[Extracted data entries]
▬▬▬
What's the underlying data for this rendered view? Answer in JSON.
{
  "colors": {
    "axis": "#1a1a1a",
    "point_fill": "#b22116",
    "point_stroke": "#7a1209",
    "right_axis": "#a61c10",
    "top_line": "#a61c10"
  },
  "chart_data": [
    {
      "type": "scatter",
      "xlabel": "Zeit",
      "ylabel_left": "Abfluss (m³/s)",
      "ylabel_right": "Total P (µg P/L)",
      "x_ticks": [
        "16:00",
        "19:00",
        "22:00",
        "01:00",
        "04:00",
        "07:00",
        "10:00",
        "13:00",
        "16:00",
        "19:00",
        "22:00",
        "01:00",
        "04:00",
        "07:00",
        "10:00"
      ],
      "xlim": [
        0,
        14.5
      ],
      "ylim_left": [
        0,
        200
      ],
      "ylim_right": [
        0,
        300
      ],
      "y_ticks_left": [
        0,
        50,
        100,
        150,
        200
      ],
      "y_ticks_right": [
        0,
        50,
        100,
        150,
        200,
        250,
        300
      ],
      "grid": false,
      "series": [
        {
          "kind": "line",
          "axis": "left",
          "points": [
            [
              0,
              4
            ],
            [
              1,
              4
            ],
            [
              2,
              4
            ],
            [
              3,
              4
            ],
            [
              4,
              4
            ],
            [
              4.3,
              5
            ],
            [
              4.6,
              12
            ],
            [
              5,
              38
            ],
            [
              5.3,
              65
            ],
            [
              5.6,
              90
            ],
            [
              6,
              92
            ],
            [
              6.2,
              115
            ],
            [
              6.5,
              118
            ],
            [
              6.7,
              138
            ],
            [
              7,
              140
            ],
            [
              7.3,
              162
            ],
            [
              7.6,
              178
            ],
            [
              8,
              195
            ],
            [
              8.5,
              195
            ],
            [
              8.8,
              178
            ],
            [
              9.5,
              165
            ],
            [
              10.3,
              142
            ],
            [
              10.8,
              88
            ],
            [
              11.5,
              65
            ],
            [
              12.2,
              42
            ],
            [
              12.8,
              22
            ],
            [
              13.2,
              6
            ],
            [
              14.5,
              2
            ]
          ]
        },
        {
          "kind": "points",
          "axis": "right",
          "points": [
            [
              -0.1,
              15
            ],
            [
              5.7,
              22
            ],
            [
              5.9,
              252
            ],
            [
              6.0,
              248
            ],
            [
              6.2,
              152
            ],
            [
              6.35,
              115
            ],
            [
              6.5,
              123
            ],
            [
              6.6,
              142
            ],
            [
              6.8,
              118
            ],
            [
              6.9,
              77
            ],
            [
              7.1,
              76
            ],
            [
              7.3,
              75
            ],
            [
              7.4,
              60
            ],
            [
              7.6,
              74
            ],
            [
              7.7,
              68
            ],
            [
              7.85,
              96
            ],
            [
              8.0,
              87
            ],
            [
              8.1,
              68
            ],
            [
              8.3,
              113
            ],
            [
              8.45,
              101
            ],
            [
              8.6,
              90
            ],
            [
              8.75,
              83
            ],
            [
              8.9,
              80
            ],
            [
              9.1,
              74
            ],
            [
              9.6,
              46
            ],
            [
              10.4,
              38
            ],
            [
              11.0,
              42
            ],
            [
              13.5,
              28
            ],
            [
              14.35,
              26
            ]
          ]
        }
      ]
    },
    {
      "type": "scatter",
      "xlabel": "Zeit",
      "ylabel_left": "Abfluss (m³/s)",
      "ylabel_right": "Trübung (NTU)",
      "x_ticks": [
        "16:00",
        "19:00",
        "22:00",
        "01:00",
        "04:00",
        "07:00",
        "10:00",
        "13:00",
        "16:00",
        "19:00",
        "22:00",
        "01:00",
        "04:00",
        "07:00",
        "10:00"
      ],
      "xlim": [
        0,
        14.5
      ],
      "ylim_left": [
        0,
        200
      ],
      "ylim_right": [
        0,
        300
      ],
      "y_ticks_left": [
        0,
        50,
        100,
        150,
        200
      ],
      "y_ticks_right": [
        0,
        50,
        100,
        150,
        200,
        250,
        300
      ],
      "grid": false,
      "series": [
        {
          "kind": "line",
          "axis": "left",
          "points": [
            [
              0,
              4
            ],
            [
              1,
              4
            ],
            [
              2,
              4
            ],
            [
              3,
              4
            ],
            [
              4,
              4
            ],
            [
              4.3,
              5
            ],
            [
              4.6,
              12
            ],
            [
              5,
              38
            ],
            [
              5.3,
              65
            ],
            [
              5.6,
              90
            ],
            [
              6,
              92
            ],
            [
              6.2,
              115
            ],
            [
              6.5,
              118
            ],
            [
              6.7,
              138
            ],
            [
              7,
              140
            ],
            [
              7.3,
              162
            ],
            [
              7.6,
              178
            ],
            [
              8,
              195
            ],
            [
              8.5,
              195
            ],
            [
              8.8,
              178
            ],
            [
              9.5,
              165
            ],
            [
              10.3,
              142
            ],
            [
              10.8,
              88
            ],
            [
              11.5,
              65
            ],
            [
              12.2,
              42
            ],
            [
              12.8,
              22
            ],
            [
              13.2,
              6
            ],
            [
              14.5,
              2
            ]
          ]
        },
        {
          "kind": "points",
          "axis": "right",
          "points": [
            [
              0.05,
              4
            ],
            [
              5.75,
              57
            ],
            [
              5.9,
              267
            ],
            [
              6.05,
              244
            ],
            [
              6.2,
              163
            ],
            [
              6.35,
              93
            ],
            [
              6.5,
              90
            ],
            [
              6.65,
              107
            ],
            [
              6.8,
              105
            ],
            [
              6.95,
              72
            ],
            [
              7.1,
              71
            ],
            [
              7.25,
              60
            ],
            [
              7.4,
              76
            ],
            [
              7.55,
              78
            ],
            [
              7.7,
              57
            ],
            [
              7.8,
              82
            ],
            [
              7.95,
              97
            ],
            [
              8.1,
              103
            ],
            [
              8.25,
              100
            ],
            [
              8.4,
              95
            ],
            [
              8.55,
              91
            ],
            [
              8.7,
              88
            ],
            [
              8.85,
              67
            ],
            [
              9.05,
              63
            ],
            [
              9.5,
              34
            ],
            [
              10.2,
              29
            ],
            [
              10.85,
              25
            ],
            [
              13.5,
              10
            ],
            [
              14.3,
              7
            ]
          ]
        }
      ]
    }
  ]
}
▬▬▬
- Exercise requirements
Write out the complete set of records exactly as given.

- Solution for this exercise
What's the underlying data for this rendered view? Answer in JSON.
{
  "colors": {
    "axis": "#1a1a1a",
    "point_fill": "#b22116",
    "point_stroke": "#7a1209",
    "right_axis": "#a61c10",
    "top_line": "#a61c10"
  },
  "chart_data": [
    {
      "type": "scatter",
      "xlabel": "Zeit",
      "ylabel_left": "Abfluss (m³/s)",
      "ylabel_right": "Total P (µg P/L)",
      "x_ticks": [
        "16:00",
        "19:00",
        "22:00",
        "01:00",
        "04:00",
        "07:00",
        "10:00",
        "13:00",
        "16:00",
        "19:00",
        "22:00",
        "01:00",
        "04:00",
        "07:00",
        "10:00"
      ],
      "xlim": [
        0,
        14.5
      ],
      "ylim_left": [
        0,
        200
      ],
      "ylim_right": [
        0,
        300
      ],
      "y_ticks_left": [
        0,
        50,
        100,
        150,
        200
      ],
      "y_ticks_right": [
        0,
        50,
        100,
        150,
        200,
        250,
        300
      ],
      "grid": false,
      "series": [
        {
          "kind": "line",
          "axis": "left",
          "points": [
            [
              0,
              4
            ],
            [
              1,
              4
            ],
            [
              2,
              4
            ],
            [
              3,
              4
            ],
            [
              4,
              4
            ],
            [
              4.3,
              5
            ],
            [
              4.6,
              12
            ],
            [
              5,
              38
            ],
            [
              5.3,
              65
            ],
            [
              5.6,
              90
            ],
            [
              6,
              92
            ],
            [
              6.2,
              115
            ],
            [
              6.5,
              118
            ],
            [
              6.7,
              138
            ],
            [
              7,
              140
            ],
            [
              7.3,
              162
            ],
            [
              7.6,
              178
            ],
            [
              8,
              195
            ],
            [
              8.5,
              195
            ],
            [
              8.8,
              178
            ],
            [
              9.5,
              165
            ],
            [
              10.3,
              142
            ],
            [
              10.8,
              88
            ],
            [
              11.5,
              65
            ],
            [
              12.2,
              42
            ],
            [
              12.8,
              22
            ],
            [
              13.2,
              6
            ],
            [
              14.5,
              2
            ]
          ]
        },
        {
          "kind": "points",
          "axis": "right",
          "points": [
            [
              -0.1,
              15
            ],
            [
              5.7,
              22
            ],
            [
              5.9,
              252
            ],
            [
              6.0,
              248
            ],
            [
              6.2,
              152
            ],
            [
              6.35,
              115
            ],
            [
              6.5,
              123
            ],
            [
              6.6,
              142
            ],
            [
              6.8,
              118
            ],
            [
              6.9,
              77
            ],
            [
              7.1,
              76
            ],
            [
              7.3,
              75
            ],
            [
              7.4,
              60
            ],
            [
              7.6,
              74
            ],
            [
              7.7,
              68
            ],
            [
              7.85,
              96
            ],
            [
              8.0,
              87
            ],
            [
              8.1,
              68
            ],
            [
              8.3,
              113
            ],
            [
              8.45,
              101
            ],
            [
              8.6,
              90
            ],
            [
              8.75,
              83
            ],
            [
              8.9,
              80
            ],
            [
              9.1,
              74
            ],
            [
              9.6,
              46
            ],
            [
              10.4,
              38
            ],
            [
              11.0,
              42
            ],
            [
              13.5,
              28
            ],
            [
              14.35,
              26
            ]
          ]
        }
      ]
    },
    {
      "type": "scatter",
      "xlabel": "Zeit",
      "ylabel_left": "Abfluss (m³/s)",
      "ylabel_right": "Trübung (NTU)",
      "x_ticks": [
        "16:00",
        "19:00",
        "22:00",
        "01:00",
        "04:00",
        "07:00",
        "10:00",
        "13:00",
        "16:00",
        "19:00",
        "22:00",
        "01:00",
        "04:00",
        "07:00",
        "10:00"
      ],
      "xlim": [
        0,
        14.5
      ],
      "ylim_left": [
        0,
        200
      ],
      "ylim_right": [
        0,
        300
      ],
      "y_ticks_left": [
        0,
        50,
        100,
        150,
        200
      ],
      "y_ticks_right": [
        0,
        50,
        100,
        150,
        200,
        250,
        300
      ],
      "grid": false,
      "series": [
        {
          "kind": "line",
          "axis": "left",
          "points": [
            [
              0,
              4
            ],
            [
              1,
              4
            ],
            [
              2,
              4
            ],
            [
              3,
              4
            ],
            [
              4,
              4
            ],
            [
              4.3,
              5
            ],
            [
              4.6,
              12
            ],
            [
              5,
              38
            ],
            [
              5.3,
              65
            ],
            [
              5.6,
              90
            ],
            [
              6,
              92
            ],
            [
              6.2,
              115
            ],
            [
              6.5,
              118
            ],
            [
              6.7,
              138
            ],
            [
              7,
              140
            ],
            [
              7.3,
              162
            ],
            [
              7.6,
              178
            ],
            [
              8,
              195
            ],
            [
              8.5,
              195
            ],
            [
              8.8,
              178
            ],
            [
              9.5,
              165
            ],
            [
              10.3,
              142
            ],
            [
              10.8,
              88
            ],
            [
              11.5,
              65
            ],
            [
              12.2,
              42
            ],
            [
              12.8,
              22
            ],
            [
              13.2,
              6
            ],
            [
              14.5,
              2
            ]
          ]
        },
        {
          "kind": "points",
          "axis": "right",
          "points": [
            [
              0.05,
              4
            ],
            [
              5.75,
              57
            ],
            [
              5.9,
              267
            ],
            [
              6.05,
              244
            ],
            [
              6.2,
              163
            ],
            [
              6.35,
              93
            ],
            [
              6.5,
              90
            ],
            [
              6.65,
              107
            ],
            [
              6.8,
              105
            ],
            [
              6.95,
              72
            ],
            [
              7.1,
              71
            ],
            [
              7.25,
              60
            ],
            [
              7.4,
              76
            ],
            [
              7.55,
              78
            ],
            [
              7.7,
              57
            ],
            [
              7.8,
              82
            ],
            [
              7.95,
              97
            ],
            [
              8.1,
              103
            ],
            [
              8.25,
              100
            ],
            [
              8.4,
              95
            ],
            [
              8.55,
              91
            ],
            [
              8.7,
              88
            ],
            [
              8.85,
              67
            ],
            [
              9.05,
              63
            ],
            [
              9.5,
              34
            ],
            [
              10.2,
              29
            ],
            [
              10.85,
              25
            ],
            [
              13.5,
              10
            ],
            [
              14.3,
              7
            ]
          ]
        }
      ]
    }
  ]
}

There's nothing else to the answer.